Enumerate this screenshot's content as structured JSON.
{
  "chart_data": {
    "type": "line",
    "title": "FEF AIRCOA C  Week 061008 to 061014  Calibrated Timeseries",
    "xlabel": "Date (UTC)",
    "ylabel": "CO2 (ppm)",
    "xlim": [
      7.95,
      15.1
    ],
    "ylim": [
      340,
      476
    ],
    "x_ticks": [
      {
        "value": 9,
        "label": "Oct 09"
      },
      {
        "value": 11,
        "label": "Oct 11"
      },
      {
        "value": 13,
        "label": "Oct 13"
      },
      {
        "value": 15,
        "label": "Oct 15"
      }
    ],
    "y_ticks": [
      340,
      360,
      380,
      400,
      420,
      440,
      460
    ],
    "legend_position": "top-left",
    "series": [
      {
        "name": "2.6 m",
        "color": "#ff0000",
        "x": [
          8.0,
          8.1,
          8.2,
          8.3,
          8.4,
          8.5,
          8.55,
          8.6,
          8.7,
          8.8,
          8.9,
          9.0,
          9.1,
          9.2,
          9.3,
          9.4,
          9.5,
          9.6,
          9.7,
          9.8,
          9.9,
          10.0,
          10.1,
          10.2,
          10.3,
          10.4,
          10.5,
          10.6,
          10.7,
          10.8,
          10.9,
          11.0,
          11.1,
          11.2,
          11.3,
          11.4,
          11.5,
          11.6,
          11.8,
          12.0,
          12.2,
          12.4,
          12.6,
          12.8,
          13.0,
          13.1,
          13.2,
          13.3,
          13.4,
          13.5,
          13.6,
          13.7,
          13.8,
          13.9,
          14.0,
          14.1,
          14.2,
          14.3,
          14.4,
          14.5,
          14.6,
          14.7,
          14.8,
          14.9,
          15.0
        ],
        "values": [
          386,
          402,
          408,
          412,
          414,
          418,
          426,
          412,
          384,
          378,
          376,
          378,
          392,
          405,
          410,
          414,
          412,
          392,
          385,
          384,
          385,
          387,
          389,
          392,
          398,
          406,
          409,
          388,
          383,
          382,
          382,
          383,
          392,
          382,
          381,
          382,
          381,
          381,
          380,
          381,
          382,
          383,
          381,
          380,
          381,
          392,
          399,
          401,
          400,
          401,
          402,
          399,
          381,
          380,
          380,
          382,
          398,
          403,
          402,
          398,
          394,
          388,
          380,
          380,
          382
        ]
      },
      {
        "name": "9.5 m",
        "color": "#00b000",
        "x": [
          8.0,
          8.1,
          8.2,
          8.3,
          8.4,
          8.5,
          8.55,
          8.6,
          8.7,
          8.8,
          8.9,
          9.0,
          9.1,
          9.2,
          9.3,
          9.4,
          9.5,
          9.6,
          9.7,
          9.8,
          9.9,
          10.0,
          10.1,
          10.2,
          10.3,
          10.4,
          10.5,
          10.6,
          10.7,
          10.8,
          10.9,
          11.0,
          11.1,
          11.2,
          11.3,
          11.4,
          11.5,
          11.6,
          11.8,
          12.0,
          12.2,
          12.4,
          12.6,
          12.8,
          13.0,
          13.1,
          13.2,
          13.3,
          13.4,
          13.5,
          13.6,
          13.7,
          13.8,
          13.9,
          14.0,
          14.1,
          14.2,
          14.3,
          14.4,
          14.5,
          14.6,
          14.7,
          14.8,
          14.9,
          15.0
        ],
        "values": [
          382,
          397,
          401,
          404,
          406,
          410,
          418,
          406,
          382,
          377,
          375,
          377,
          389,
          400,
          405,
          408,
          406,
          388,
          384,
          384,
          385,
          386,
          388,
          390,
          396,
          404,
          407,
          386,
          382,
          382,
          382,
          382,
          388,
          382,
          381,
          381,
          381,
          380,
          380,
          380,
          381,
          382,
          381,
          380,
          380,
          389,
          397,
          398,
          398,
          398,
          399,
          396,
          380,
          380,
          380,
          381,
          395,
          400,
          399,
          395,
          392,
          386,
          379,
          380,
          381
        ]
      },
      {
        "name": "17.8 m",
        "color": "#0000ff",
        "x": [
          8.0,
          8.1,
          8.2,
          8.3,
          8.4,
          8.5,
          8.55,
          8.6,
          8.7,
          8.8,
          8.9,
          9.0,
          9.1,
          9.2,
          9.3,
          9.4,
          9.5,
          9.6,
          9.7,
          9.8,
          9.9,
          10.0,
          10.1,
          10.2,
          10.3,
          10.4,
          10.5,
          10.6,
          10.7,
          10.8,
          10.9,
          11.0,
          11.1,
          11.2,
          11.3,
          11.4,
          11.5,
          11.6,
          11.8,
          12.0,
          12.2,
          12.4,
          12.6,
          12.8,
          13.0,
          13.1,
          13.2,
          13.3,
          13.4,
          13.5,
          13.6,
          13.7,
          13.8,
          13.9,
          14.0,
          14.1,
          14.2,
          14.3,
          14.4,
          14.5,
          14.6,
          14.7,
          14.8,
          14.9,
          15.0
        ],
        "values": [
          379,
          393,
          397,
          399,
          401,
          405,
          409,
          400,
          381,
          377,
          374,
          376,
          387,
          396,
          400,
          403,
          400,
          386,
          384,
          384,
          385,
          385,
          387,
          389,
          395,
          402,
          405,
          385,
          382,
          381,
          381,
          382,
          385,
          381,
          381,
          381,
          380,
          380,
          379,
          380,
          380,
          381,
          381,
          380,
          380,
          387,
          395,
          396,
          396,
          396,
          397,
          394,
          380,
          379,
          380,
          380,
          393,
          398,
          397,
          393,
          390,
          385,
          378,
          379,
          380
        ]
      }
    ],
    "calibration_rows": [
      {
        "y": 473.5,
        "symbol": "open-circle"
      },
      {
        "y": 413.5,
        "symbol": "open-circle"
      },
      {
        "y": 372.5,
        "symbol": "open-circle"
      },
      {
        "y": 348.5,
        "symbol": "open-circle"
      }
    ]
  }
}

## SET PROBLEM
Repeat the listing above without any change.

## RESPONSE BELOW
Enumerate this screenshot's content as structured JSON.
{
  "chart_data": {
    "type": "line",
    "title": "FEF AIRCOA C  Week 061008 to 061014  Calibrated Timeseries",
    "xlabel": "Date (UTC)",
    "ylabel": "CO2 (ppm)",
    "xlim": [
      7.95,
      15.1
    ],
    "ylim": [
      340,
      476
    ],
    "x_ticks": [
      {
        "value": 9,
        "label": "Oct 09"
      },
      {
        "value": 11,
        "label": "Oct 11"
      },
      {
        "value": 13,
        "label": "Oct 13"
      },
      {
        "value": 15,
        "label": "Oct 15"
      }
    ],
    "y_ticks": [
      340,
      360,
      380,
      400,
      420,
      440,
      460
    ],
    "legend_position": "top-left",
    "series": [
      {
        "name": "2.6 m",
        "color": "#ff0000",
        "x": [
          8.0,
          8.1,
          8.2,
          8.3,
          8.4,
          8.5,
          8.55,
          8.6,
          8.7,
          8.8,
          8.9,
          9.0,
          9.1,
          9.2,
          9.3,
          9.4,
          9.5,
          9.6,
          9.7,
          9.8,
          9.9,
          10.0,
          10.1,
          10.2,
          10.3,
          10.4,
          10.5,
          10.6,
          10.7,
          10.8,
          10.9,
          11.0,
          11.1,
          11.2,
          11.3,
          11.4,
          11.5,
          11.6,
          11.8,
          12.0,
          12.2,
          12.4,
          12.6,
          12.8,
          13.0,
          13.1,
          13.2,
          13.3,
          13.4,
          13.5,
          13.6,
          13.7,
          13.8,
          13.9,
          14.0,
          14.1,
          14.2,
          14.3,
          14.4,
          14.5,
          14.6,
          14.7,
          14.8,
          14.9,
          15.0
        ],
        "values": [
          386,
          402,
          408,
          412,
          414,
          418,
          426,
          412,
          384,
          378,
          376,
          378,
          392,
          405,
          410,
          414,
          412,
          392,
          385,
          384,
          385,
          387,
          389,
          392,
          398,
          406,
          409,
          388,
          383,
          382,
          382,
          383,
          392,
          382,
          381,
          382,
          381,
          381,
          380,
          381,
          382,
          383,
          381,
          380,
          381,
          392,
          399,
          401,
          400,
          401,
          402,
          399,
          381,
          380,
          380,
          382,
          398,
          403,
          402,
          398,
          394,
          388,
          380,
          380,
          382
        ]
      },
      {
        "name": "9.5 m",
        "color": "#00b000",
        "x": [
          8.0,
          8.1,
          8.2,
          8.3,
          8.4,
          8.5,
          8.55,
          8.6,
          8.7,
          8.8,
          8.9,
          9.0,
          9.1,
          9.2,
          9.3,
          9.4,
          9.5,
          9.6,
          9.7,
          9.8,
          9.9,
          10.0,
          10.1,
          10.2,
          10.3,
          10.4,
          10.5,
          10.6,
          10.7,
          10.8,
          10.9,
          11.0,
          11.1,
          11.2,
          11.3,
          11.4,
          11.5,
          11.6,
          11.8,
          12.0,
          12.2,
          12.4,
          12.6,
          12.8,
          13.0,
          13.1,
          13.2,
          13.3,
          13.4,
          13.5,
          13.6,
          13.7,
          13.8,
          13.9,
          14.0,
          14.1,
          14.2,
          14.3,
          14.4,
          14.5,
          14.6,
          14.7,
          14.8,
          14.9,
          15.0
        ],
        "values": [
          382,
          397,
          401,
          404,
          406,
          410,
          418,
          406,
          382,
          377,
          375,
          377,
          389,
          400,
          405,
          408,
          406,
          388,
          384,
          384,
          385,
          386,
          388,
          390,
          396,
          404,
          407,
          386,
          382,
          382,
          382,
          382,
          388,
          382,
          381,
          381,
          381,
          380,
          380,
          380,
          381,
          382,
          381,
          380,
          380,
          389,
          397,
          398,
          398,
          398,
          399,
          396,
          380,
          380,
          380,
          381,
          395,
          400,
          399,
          395,
          392,
          386,
          379,
          380,
          381
        ]
      },
      {
        "name": "17.8 m",
        "color": "#0000ff",
        "x": [
          8.0,
          8.1,
          8.2,
          8.3,
          8.4,
          8.5,
          8.55,
          8.6,
          8.7,
          8.8,
          8.9,
          9.0,
          9.1,
          9.2,
          9.3,
          9.4,
          9.5,
          9.6,
          9.7,
          9.8,
          9.9,
          10.0,
          10.1,
          10.2,
          10.3,
          10.4,
          10.5,
          10.6,
          10.7,
          10.8,
          10.9,
          11.0,
          11.1,
          11.2,
          11.3,
          11.4,
          11.5,
          11.6,
          11.8,
          12.0,
          12.2,
          12.4,
          12.6,
          12.8,
          13.0,
          13.1,
          13.2,
          13.3,
          13.4,
          13.5,
          13.6,
          13.7,
          13.8,
          13.9,
          14.0,
          14.1,
          14.2,
          14.3,
          14.4,
          14.5,
          14.6,
          14.7,
          14.8,
          14.9,
          15.0
        ],
        "values": [
          379,
          393,
          397,
          399,
          401,
          405,
          409,
          400,
          381,
          377,
          374,
          376,
          387,
          396,
          400,
          403,
          400,
          386,
          384,
          384,
          385,
          385,
          387,
          389,
          395,
          402,
          405,
          385,
          382,
          381,
          381,
          382,
          385,
          381,
          381,
          381,
          380,
          380,
          379,
          380,
          380,
          381,
          381,
          380,
          380,
          387,
          395,
          396,
          396,
          396,
          397,
          394,
          380,
          379,
          380,
          380,
          393,
          398,
          397,
          393,
          390,
          385,
          378,
          379,
          380
        ]
      }
    ],
    "calibration_rows": [
      {
        "y": 473.5,
        "symbol": "open-circle"
      },
      {
        "y": 413.5,
        "symbol": "open-circle"
      },
      {
        "y": 372.5,
        "symbol": "open-circle"
      },
      {
        "y": 348.5,
        "symbol": "open-circle"
      }
    ]
  }
}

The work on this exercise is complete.